Extracted data entries:
>>>>
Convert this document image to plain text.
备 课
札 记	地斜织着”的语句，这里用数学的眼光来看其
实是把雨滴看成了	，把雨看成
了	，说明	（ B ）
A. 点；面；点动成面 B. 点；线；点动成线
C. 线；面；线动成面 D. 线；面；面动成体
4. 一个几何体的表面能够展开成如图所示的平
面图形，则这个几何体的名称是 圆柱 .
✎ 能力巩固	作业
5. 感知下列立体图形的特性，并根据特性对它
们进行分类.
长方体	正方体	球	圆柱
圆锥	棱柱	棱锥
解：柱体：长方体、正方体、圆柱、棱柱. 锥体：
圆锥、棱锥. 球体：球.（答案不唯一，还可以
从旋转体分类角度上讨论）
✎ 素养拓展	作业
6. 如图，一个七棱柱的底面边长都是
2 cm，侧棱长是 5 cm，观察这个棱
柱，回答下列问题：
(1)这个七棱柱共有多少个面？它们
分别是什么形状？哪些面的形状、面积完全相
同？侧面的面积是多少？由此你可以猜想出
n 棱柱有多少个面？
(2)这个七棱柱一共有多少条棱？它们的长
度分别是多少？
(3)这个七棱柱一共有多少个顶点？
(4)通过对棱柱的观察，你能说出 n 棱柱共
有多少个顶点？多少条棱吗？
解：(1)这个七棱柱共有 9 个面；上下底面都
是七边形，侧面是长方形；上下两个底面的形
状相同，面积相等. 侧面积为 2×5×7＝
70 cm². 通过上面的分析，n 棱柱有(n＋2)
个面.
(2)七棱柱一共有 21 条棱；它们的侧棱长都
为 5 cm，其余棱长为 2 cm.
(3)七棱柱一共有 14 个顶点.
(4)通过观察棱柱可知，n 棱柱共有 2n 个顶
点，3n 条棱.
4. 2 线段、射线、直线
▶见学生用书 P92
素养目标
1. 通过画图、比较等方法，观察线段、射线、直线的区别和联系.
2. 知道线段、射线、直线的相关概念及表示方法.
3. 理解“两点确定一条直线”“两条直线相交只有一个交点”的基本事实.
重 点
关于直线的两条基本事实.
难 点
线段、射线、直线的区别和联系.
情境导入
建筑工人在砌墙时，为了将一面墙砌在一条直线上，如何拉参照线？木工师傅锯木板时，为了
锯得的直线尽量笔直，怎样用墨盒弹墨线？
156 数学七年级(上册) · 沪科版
<<<<
>>>>
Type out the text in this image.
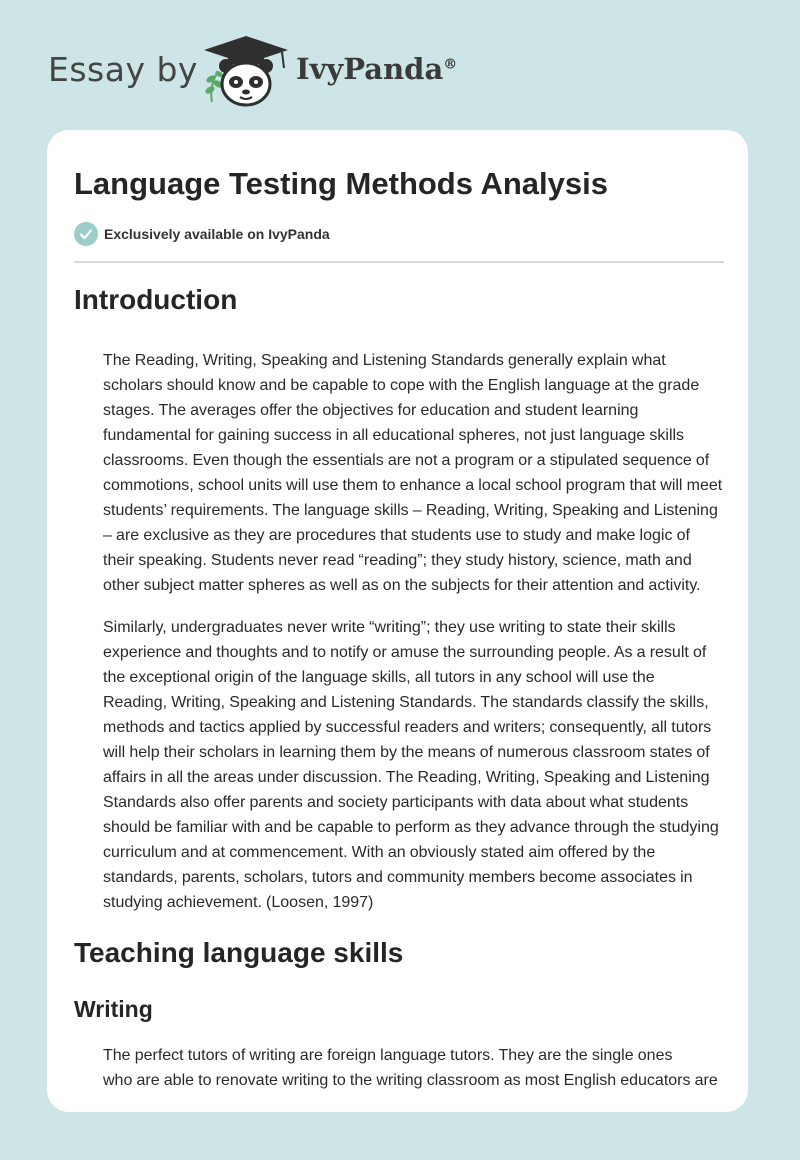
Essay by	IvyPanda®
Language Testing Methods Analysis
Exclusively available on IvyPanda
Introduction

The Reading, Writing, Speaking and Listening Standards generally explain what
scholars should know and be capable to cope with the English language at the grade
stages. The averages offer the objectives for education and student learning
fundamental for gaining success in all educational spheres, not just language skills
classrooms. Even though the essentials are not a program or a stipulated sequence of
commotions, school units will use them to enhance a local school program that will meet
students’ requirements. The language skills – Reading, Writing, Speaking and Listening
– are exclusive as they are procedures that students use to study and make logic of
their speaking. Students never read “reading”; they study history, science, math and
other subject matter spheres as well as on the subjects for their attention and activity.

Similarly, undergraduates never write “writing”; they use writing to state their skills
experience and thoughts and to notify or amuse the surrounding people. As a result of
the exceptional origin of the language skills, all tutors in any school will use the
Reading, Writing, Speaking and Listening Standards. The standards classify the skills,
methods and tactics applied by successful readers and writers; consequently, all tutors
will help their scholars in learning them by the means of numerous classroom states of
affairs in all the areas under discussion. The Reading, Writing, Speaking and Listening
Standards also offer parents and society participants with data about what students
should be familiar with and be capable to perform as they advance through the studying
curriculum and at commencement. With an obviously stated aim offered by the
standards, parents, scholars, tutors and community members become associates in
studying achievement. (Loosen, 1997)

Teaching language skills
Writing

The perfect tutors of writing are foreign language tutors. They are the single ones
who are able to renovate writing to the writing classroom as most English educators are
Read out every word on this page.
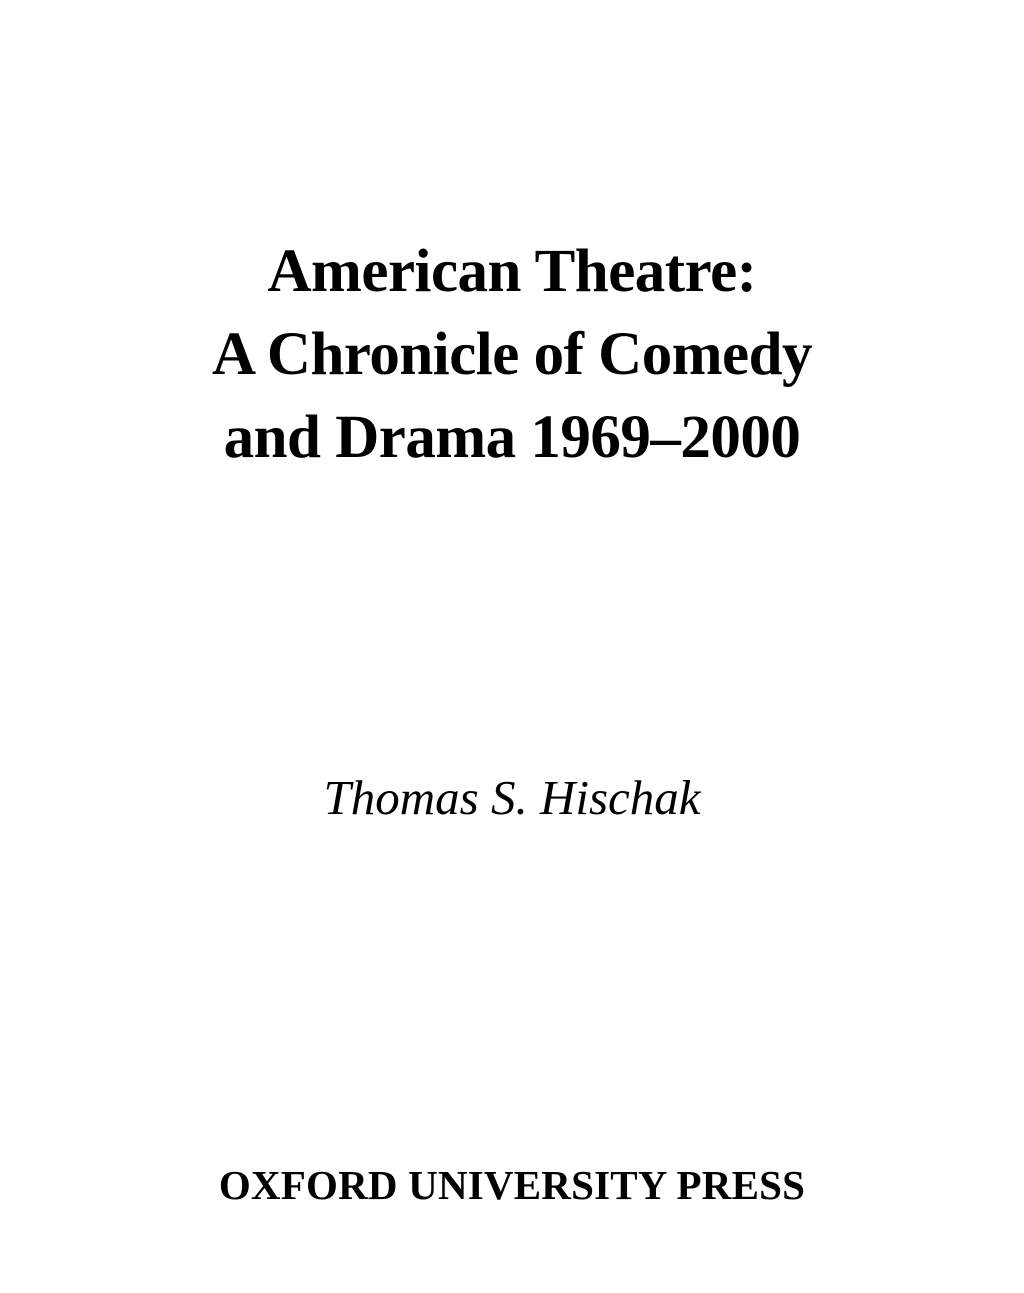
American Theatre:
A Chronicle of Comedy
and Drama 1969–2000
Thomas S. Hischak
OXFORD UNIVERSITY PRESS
<<<<
>>>>
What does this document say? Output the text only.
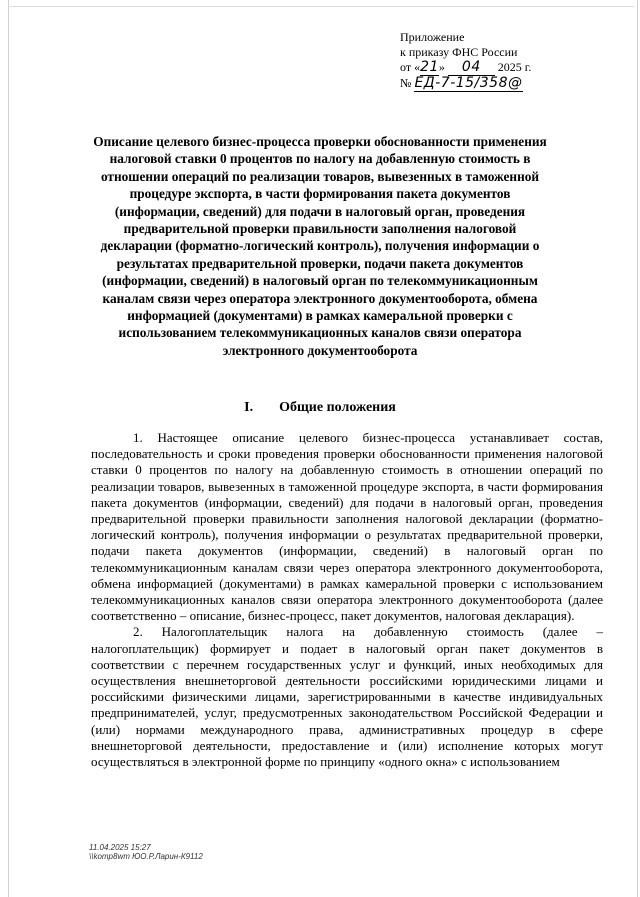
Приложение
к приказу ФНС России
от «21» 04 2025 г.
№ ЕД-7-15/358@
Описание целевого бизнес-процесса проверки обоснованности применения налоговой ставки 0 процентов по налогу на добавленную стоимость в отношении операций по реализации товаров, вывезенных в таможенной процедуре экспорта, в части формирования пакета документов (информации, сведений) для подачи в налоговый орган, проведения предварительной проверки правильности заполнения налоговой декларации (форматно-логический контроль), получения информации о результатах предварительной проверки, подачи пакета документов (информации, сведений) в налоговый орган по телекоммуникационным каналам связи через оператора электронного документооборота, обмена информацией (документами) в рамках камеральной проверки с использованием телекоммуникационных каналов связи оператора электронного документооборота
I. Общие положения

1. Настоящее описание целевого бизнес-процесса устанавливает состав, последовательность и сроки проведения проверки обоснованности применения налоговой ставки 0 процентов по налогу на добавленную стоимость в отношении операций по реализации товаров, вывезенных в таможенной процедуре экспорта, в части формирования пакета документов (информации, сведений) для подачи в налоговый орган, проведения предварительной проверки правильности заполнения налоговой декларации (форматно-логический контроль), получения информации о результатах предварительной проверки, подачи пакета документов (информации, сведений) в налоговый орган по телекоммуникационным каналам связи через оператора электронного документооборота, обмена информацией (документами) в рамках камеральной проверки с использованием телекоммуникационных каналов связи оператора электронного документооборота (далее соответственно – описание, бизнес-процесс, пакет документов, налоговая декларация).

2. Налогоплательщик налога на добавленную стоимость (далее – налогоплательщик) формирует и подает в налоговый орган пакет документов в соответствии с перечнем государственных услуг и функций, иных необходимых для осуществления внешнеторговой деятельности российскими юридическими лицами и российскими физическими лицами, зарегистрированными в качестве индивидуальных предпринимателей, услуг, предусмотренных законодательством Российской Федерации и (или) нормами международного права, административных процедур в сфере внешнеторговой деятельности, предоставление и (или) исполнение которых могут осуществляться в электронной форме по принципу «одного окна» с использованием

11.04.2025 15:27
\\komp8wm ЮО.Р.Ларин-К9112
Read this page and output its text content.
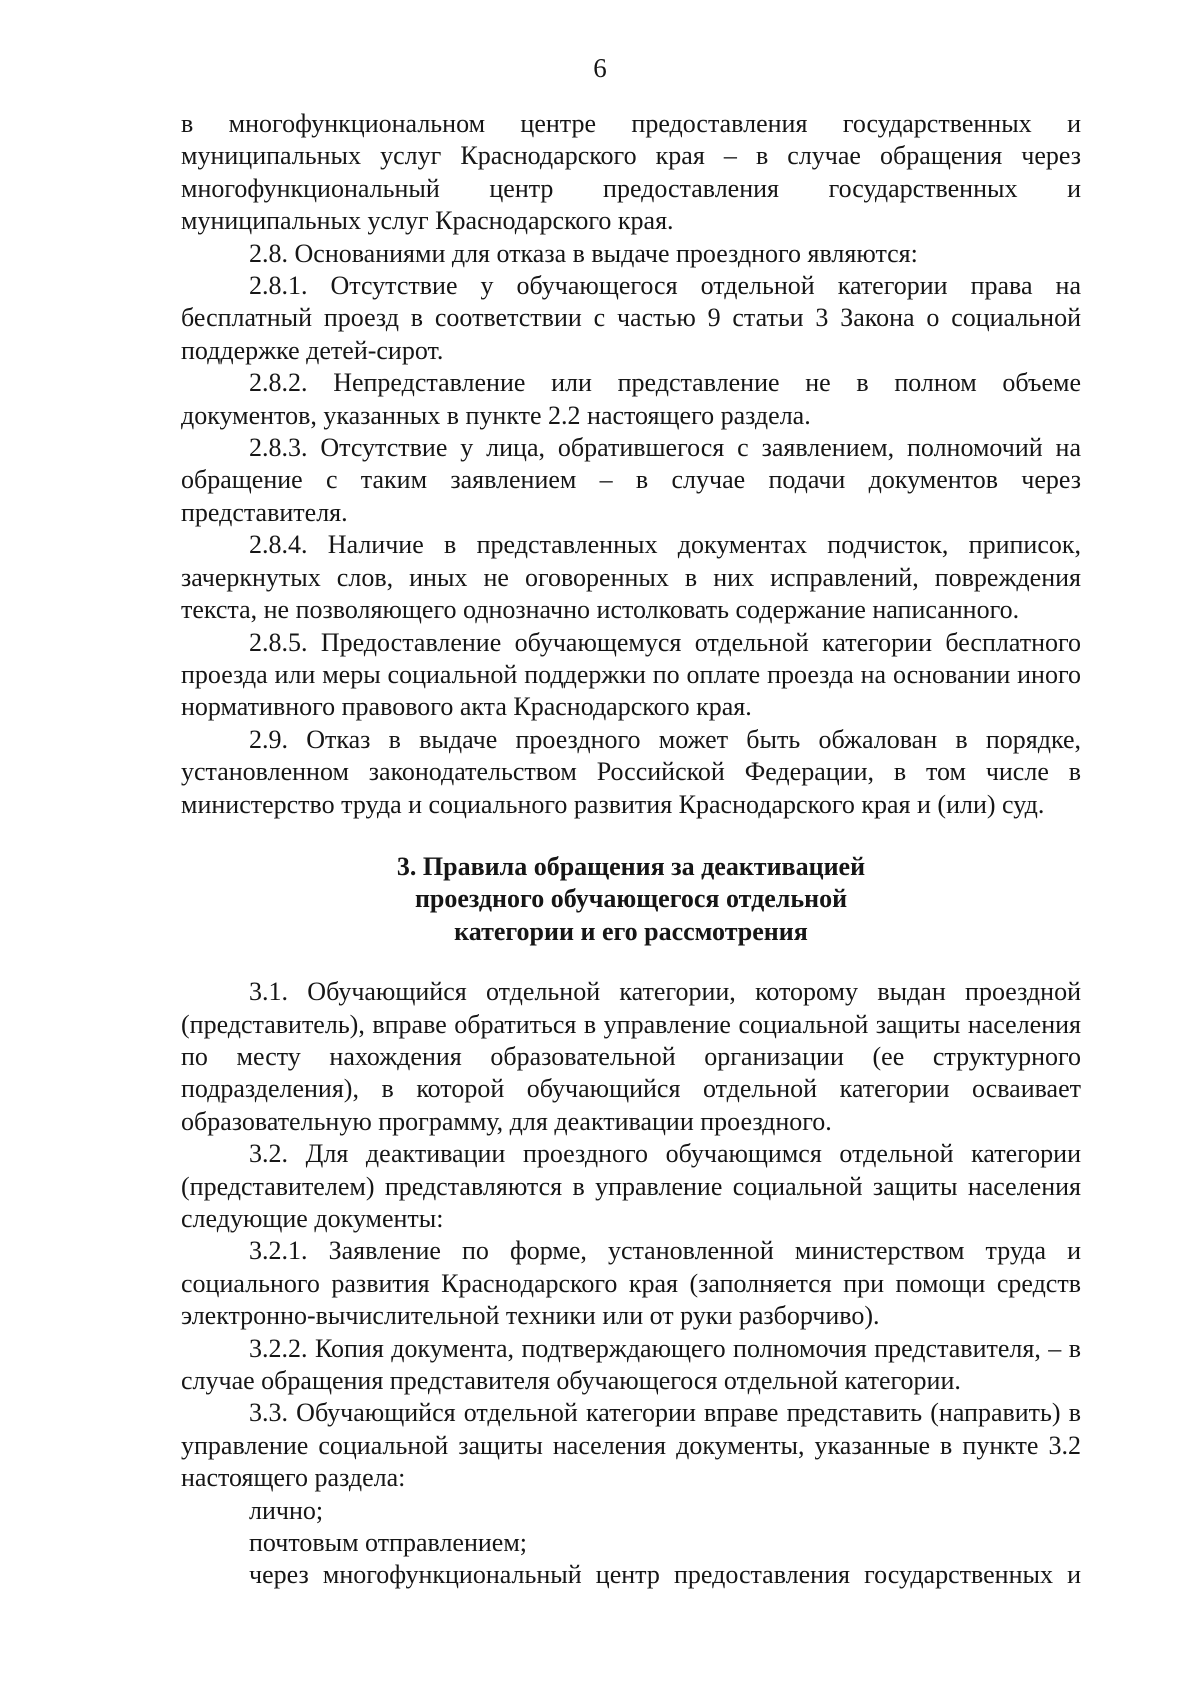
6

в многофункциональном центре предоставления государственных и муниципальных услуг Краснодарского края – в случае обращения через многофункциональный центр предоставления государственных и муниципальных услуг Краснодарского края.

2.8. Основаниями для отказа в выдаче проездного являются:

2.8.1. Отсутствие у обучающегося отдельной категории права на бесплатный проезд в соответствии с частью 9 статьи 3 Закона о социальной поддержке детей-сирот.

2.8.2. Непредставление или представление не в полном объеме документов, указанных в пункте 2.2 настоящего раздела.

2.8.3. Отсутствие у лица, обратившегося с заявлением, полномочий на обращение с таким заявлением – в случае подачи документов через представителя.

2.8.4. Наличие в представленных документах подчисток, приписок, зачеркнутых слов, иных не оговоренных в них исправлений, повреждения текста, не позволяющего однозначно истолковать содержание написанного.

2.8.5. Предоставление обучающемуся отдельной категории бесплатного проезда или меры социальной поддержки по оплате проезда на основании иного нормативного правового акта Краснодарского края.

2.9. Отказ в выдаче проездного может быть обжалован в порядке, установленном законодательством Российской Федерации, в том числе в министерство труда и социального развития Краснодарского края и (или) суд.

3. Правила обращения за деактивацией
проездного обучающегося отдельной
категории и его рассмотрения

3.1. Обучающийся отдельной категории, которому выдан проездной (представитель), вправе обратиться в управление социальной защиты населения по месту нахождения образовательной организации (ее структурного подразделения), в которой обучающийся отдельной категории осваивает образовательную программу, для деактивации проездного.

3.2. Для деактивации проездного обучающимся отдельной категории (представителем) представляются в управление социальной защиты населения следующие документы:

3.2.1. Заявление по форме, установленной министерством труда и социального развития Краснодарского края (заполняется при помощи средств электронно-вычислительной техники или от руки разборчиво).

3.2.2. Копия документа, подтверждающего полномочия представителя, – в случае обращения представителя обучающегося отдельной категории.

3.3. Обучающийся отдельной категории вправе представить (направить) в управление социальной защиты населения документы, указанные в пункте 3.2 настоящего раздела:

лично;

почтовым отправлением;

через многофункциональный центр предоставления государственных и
<<<<
Problem statement: Scan the material above. Return every line containing the string "text".

Reply:
Convert this document image to plain text.
Type out the text in this image.
What does this document say? Output the text only.
Read this page and output its text content.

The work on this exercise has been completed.